═════ Extracted entries ═════

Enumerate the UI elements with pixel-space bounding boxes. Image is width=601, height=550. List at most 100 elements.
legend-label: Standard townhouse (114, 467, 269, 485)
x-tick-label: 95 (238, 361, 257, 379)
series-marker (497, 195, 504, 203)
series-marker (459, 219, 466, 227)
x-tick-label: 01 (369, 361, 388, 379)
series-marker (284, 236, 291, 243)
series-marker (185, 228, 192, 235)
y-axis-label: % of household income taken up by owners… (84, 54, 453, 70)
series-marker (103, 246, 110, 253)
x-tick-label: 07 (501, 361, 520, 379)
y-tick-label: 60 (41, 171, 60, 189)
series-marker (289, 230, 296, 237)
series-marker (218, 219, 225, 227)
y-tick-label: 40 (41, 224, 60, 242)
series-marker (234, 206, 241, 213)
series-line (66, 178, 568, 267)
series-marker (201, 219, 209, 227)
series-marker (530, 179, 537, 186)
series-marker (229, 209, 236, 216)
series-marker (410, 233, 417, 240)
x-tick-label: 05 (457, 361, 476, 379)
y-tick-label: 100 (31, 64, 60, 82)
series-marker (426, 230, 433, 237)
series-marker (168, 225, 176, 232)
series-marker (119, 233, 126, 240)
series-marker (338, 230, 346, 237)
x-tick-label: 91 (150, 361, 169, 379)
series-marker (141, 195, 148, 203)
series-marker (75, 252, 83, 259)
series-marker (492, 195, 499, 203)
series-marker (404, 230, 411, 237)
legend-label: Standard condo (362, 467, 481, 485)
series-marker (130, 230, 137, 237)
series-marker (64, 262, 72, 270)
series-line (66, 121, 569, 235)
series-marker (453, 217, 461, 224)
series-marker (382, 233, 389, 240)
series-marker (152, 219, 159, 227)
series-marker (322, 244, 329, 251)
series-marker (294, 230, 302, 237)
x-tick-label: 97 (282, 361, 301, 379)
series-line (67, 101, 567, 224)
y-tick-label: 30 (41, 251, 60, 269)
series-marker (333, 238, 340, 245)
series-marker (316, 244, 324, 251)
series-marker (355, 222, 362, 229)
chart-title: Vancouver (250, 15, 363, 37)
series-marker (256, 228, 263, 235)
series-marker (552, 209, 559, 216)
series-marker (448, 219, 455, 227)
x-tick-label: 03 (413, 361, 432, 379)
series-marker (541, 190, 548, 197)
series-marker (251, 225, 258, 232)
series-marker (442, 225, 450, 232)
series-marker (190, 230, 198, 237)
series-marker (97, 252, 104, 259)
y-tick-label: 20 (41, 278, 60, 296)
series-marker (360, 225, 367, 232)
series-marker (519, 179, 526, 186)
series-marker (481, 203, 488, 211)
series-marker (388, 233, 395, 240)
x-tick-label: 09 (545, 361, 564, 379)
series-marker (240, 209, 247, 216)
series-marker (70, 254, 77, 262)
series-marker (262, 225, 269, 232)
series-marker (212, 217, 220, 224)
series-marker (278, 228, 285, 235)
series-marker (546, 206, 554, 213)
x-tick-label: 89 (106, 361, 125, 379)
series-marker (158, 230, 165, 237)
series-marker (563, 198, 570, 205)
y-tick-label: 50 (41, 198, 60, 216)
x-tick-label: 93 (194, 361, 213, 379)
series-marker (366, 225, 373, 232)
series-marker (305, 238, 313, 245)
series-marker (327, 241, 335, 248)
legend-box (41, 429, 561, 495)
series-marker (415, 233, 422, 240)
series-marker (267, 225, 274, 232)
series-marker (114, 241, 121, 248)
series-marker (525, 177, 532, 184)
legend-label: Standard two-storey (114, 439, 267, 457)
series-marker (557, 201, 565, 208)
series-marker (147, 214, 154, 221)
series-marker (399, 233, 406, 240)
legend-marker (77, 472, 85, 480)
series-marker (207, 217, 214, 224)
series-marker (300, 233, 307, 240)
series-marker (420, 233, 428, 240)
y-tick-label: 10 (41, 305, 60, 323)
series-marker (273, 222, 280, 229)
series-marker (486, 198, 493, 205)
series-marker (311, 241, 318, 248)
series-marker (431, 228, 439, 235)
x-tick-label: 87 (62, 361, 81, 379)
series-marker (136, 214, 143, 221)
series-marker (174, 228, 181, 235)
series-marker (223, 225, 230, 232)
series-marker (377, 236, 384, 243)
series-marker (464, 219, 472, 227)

═════

__Goal of the exercise__.
Present the rows as a Markdown table with the columns No. and Line, starting at the first row and stopping after the line that contains "series-marker (103, 246, 110, 253)". Leave out any blank lines.

__Final answer__.
| No. | Line |
|---|---|
| 1 | Enumerate the UI elements with pixel-space bounding boxes. Image is width=601, height=550. List at most 100 elements. |
| 2 | legend-label: Standard townhouse (114, 467, 269, 485) |
| 3 | x-tick-label: 95 (238, 361, 257, 379) |
| 4 | series-marker (497, 195, 504, 203) |
| 5 | series-marker (459, 219, 466, 227) |
| 6 | x-tick-label: 01 (369, 361, 388, 379) |
| 7 | series-marker (284, 236, 291, 243) |
| 8 | series-marker (185, 228, 192, 235) |
| 9 | y-axis-label: % of household income taken up by owners… (84, 54, 453, 70) |
| 10 | series-marker (103, 246, 110, 253) |